▶ [INSTRUCTIONS TO FOLLOW]: Every record should be written out exactly, please.

▶ [PROVIDED RECORDS]:
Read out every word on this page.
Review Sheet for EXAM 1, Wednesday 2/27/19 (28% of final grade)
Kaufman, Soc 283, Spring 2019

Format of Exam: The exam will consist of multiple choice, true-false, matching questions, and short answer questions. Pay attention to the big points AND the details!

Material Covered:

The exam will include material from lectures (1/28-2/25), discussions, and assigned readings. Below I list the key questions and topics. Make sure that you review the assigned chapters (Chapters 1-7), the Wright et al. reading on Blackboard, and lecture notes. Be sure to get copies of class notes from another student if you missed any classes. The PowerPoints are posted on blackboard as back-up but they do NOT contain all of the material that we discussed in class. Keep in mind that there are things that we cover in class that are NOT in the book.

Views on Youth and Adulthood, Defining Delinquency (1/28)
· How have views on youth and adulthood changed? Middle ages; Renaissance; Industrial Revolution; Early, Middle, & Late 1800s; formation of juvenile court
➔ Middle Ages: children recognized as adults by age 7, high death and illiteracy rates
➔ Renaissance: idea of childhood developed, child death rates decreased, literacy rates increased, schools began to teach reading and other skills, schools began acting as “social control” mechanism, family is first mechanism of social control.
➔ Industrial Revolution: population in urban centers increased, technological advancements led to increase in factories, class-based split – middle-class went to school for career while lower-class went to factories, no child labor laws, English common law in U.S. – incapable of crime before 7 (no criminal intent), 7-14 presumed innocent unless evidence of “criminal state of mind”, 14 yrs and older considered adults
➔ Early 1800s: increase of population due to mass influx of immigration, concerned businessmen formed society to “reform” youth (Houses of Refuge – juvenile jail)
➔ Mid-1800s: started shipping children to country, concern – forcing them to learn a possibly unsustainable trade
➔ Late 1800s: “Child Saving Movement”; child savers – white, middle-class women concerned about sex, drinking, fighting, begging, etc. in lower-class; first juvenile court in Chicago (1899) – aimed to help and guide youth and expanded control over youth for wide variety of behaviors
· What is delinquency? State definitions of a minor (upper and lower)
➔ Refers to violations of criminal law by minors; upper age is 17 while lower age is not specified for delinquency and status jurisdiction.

▶ [RESPONSE]:
Read out every word on this page.
Review Sheet for EXAM 1, Wednesday 2/27/19 (28% of final grade)
Kaufman, Soc 283, Spring 2019

Format of Exam: The exam will consist of multiple choice, true-false, matching questions, and short answer questions. Pay attention to the big points AND the details!

Material Covered:

The exam will include material from lectures (1/28-2/25), discussions, and assigned readings. Below I list the key questions and topics. Make sure that you review the assigned chapters (Chapters 1-7), the Wright et al. reading on Blackboard, and lecture notes. Be sure to get copies of class notes from another student if you missed any classes. The PowerPoints are posted on blackboard as back-up but they do NOT contain all of the material that we discussed in class. Keep in mind that there are things that we cover in class that are NOT in the book.

Views on Youth and Adulthood, Defining Delinquency (1/28)
· How have views on youth and adulthood changed? Middle ages; Renaissance; Industrial Revolution; Early, Middle, & Late 1800s; formation of juvenile court
➔ Middle Ages: children recognized as adults by age 7, high death and illiteracy rates
➔ Renaissance: idea of childhood developed, child death rates decreased, literacy rates increased, schools began to teach reading and other skills, schools began acting as “social control” mechanism, family is first mechanism of social control.
➔ Industrial Revolution: population in urban centers increased, technological advancements led to increase in factories, class-based split – middle-class went to school for career while lower-class went to factories, no child labor laws, English common law in U.S. – incapable of crime before 7 (no criminal intent), 7-14 presumed innocent unless evidence of “criminal state of mind”, 14 yrs and older considered adults
➔ Early 1800s: increase of population due to mass influx of immigration, concerned businessmen formed society to “reform” youth (Houses of Refuge – juvenile jail)
➔ Mid-1800s: started shipping children to country, concern – forcing them to learn a possibly unsustainable trade
➔ Late 1800s: “Child Saving Movement”; child savers – white, middle-class women concerned about sex, drinking, fighting, begging, etc. in lower-class; first juvenile court in Chicago (1899) – aimed to help and guide youth and expanded control over youth for wide variety of behaviors
· What is delinquency? State definitions of a minor (upper and lower)
➔ Refers to violations of criminal law by minors; upper age is 17 while lower age is not specified for delinquency and status jurisdiction.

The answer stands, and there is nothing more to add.